## TASK DESCRIPTION
Make an exact copy of the entries below with the pictures removed.

## INFORMATION GIVEN

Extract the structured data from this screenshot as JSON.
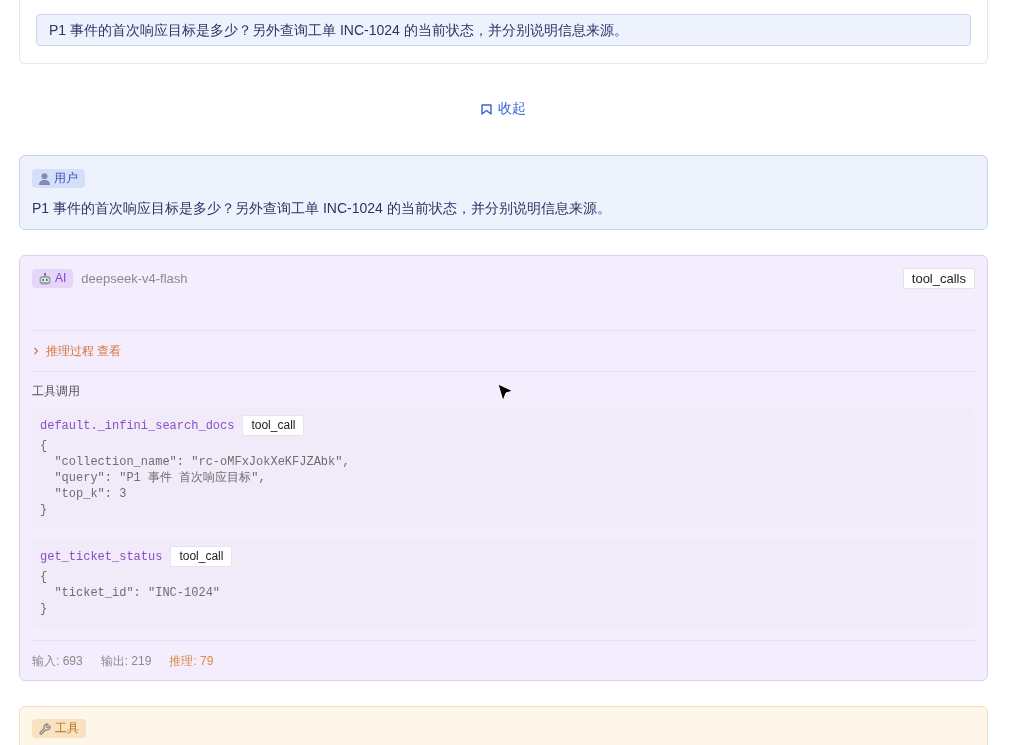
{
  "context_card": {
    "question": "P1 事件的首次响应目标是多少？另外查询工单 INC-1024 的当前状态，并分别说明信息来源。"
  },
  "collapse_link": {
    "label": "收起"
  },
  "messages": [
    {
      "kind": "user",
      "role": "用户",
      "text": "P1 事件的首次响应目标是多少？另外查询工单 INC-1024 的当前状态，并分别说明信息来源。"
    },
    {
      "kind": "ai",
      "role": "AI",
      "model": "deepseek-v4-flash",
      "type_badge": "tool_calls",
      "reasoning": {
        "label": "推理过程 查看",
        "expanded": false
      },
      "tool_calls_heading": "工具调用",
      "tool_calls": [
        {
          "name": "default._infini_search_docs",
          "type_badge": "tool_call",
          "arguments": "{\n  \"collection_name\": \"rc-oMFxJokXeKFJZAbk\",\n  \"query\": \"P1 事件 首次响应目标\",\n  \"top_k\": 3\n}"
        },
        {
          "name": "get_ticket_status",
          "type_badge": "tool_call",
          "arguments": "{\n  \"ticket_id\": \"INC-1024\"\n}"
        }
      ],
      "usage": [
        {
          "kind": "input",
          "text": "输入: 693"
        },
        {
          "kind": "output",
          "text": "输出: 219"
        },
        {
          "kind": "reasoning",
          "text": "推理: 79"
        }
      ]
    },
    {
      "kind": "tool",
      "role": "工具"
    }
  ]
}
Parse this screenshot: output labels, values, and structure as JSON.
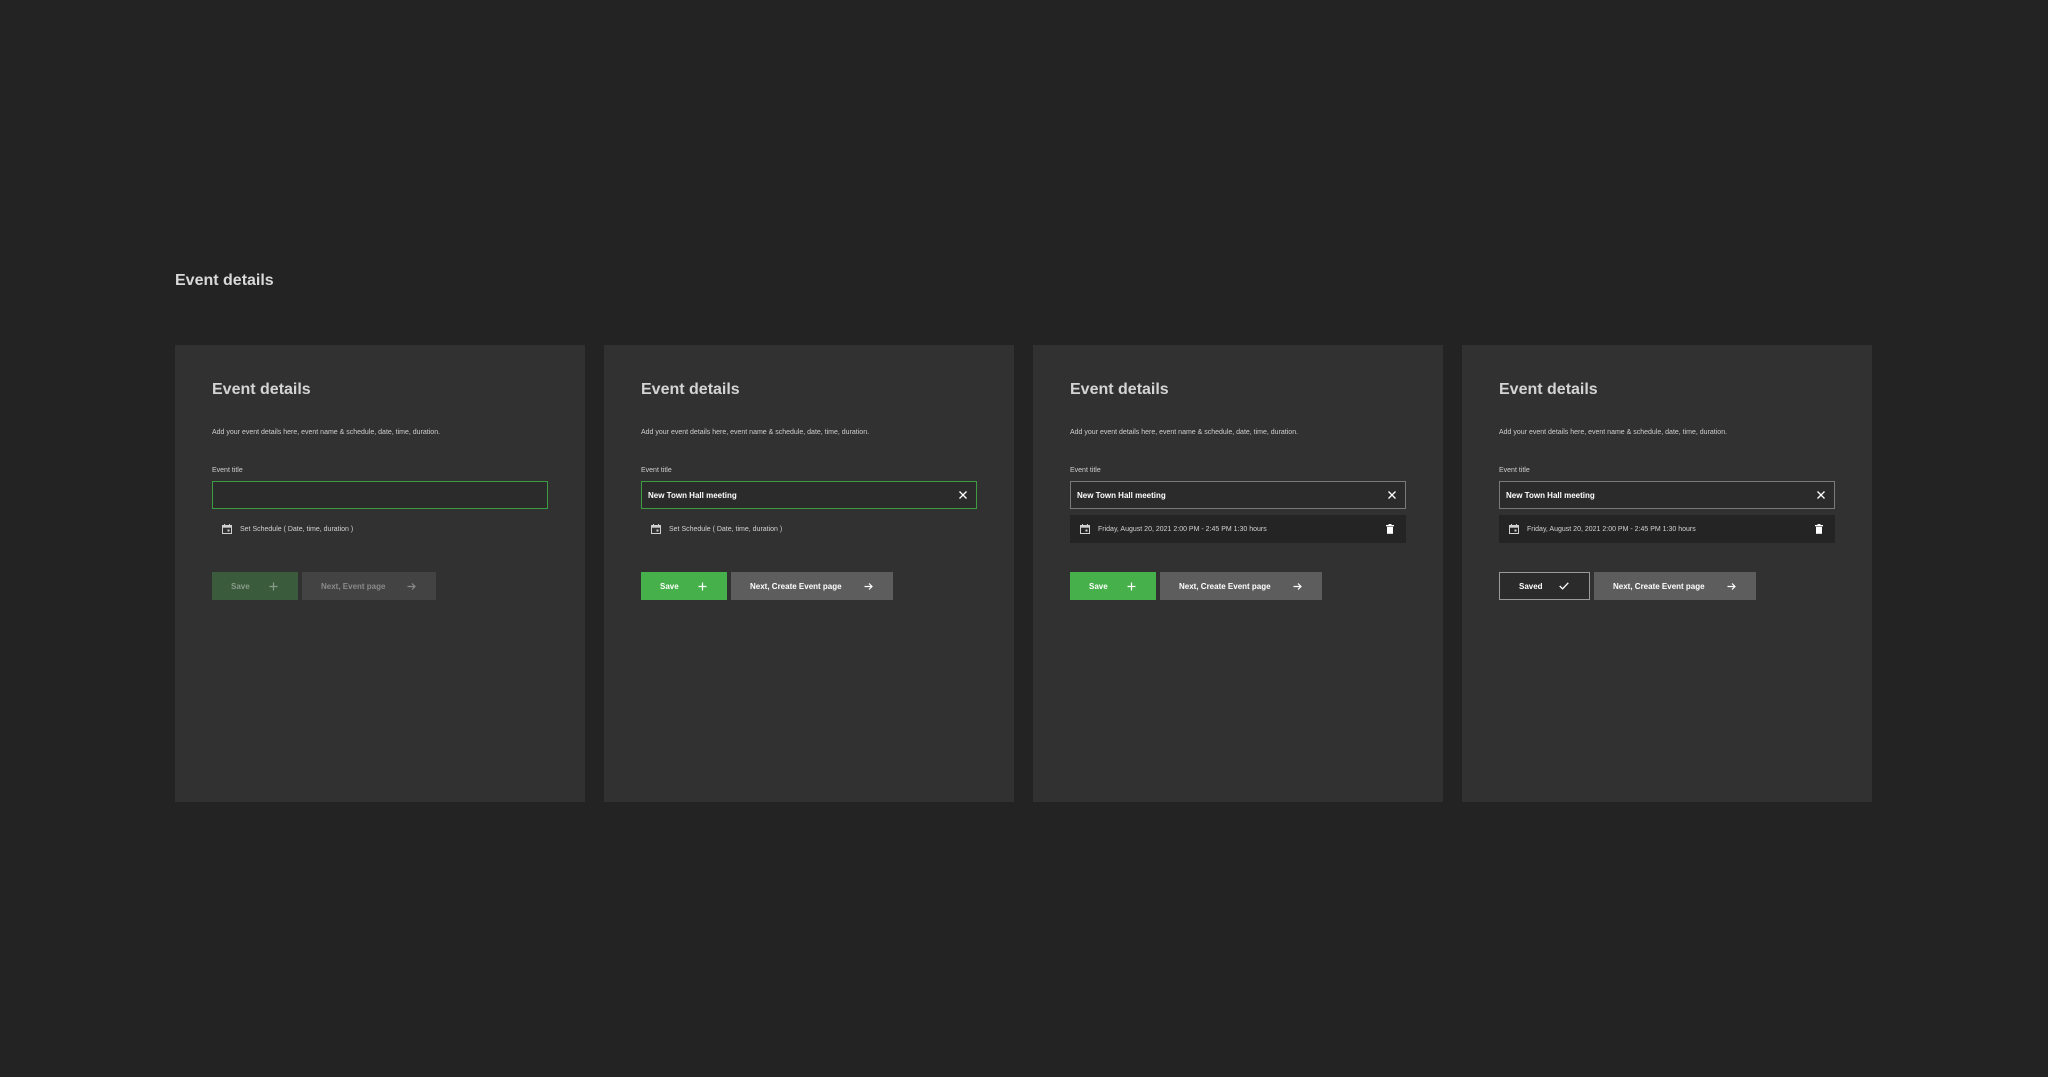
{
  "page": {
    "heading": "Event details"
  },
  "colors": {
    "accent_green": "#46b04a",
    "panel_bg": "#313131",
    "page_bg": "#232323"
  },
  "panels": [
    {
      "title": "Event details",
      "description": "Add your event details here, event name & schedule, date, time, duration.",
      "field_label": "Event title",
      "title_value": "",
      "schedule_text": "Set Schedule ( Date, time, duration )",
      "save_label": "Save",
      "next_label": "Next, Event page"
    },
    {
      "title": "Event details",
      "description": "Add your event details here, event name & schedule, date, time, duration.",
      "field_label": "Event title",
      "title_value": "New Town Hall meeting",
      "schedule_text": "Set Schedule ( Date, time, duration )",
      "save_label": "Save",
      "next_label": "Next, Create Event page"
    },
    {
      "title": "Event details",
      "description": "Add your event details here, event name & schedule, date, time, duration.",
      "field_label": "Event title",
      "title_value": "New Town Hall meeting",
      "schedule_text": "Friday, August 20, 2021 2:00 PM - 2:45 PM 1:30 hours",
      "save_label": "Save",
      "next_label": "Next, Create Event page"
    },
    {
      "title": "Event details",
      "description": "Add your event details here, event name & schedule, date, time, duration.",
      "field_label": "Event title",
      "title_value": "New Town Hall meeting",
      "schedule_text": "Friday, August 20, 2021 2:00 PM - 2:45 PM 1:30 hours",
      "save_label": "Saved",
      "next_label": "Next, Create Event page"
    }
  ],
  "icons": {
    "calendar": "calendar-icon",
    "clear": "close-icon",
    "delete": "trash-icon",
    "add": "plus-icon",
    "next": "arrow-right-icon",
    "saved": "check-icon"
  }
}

## RESPONSE BELOW
Extract the structured data from this screenshot as JSON.
{
  "context_card": {
    "question": "P1 事件的首次响应目标是多少？另外查询工单 INC-1024 的当前状态，并分别说明信息来源。"
  },
  "collapse_link": {
    "label": "收起"
  },
  "messages": [
    {
      "kind": "user",
      "role": "用户",
      "text": "P1 事件的首次响应目标是多少？另外查询工单 INC-1024 的当前状态，并分别说明信息来源。"
    },
    {
      "kind": "ai",
      "role": "AI",
      "model": "deepseek-v4-flash",
      "type_badge": "tool_calls",
      "reasoning": {
        "label": "推理过程 查看",
        "expanded": false
      },
      "tool_calls_heading": "工具调用",
      "tool_calls": [
        {
          "name": "default._infini_search_docs",
          "type_badge": "tool_call",
          "arguments": "{\n  \"collection_name\": \"rc-oMFxJokXeKFJZAbk\",\n  \"query\": \"P1 事件 首次响应目标\",\n  \"top_k\": 3\n}"
        },
        {
          "name": "get_ticket_status",
          "type_badge": "tool_call",
          "arguments": "{\n  \"ticket_id\": \"INC-1024\"\n}"
        }
      ],
      "usage": [
        {
          "kind": "input",
          "text": "输入: 693"
        },
        {
          "kind": "output",
          "text": "输出: 219"
        },
        {
          "kind": "reasoning",
          "text": "推理: 79"
        }
      ]
    },
    {
      "kind": "tool",
      "role": "工具"
    }
  ]
}
Parse this screenshot: output labels, values, and structure as JSON.
{
  "page": {
    "heading": "Event details"
  },
  "colors": {
    "accent_green": "#46b04a",
    "panel_bg": "#313131",
    "page_bg": "#232323"
  },
  "panels": [
    {
      "title": "Event details",
      "description": "Add your event details here, event name & schedule, date, time, duration.",
      "field_label": "Event title",
      "title_value": "",
      "schedule_text": "Set Schedule ( Date, time, duration )",
      "save_label": "Save",
      "next_label": "Next, Event page"
    },
    {
      "title": "Event details",
      "description": "Add your event details here, event name & schedule, date, time, duration.",
      "field_label": "Event title",
      "title_value": "New Town Hall meeting",
      "schedule_text": "Set Schedule ( Date, time, duration )",
      "save_label": "Save",
      "next_label": "Next, Create Event page"
    },
    {
      "title": "Event details",
      "description": "Add your event details here, event name & schedule, date, time, duration.",
      "field_label": "Event title",
      "title_value": "New Town Hall meeting",
      "schedule_text": "Friday, August 20, 2021 2:00 PM - 2:45 PM 1:30 hours",
      "save_label": "Save",
      "next_label": "Next, Create Event page"
    },
    {
      "title": "Event details",
      "description": "Add your event details here, event name & schedule, date, time, duration.",
      "field_label": "Event title",
      "title_value": "New Town Hall meeting",
      "schedule_text": "Friday, August 20, 2021 2:00 PM - 2:45 PM 1:30 hours",
      "save_label": "Saved",
      "next_label": "Next, Create Event page"
    }
  ],
  "icons": {
    "calendar": "calendar-icon",
    "clear": "close-icon",
    "delete": "trash-icon",
    "add": "plus-icon",
    "next": "arrow-right-icon",
    "saved": "check-icon"
  }
}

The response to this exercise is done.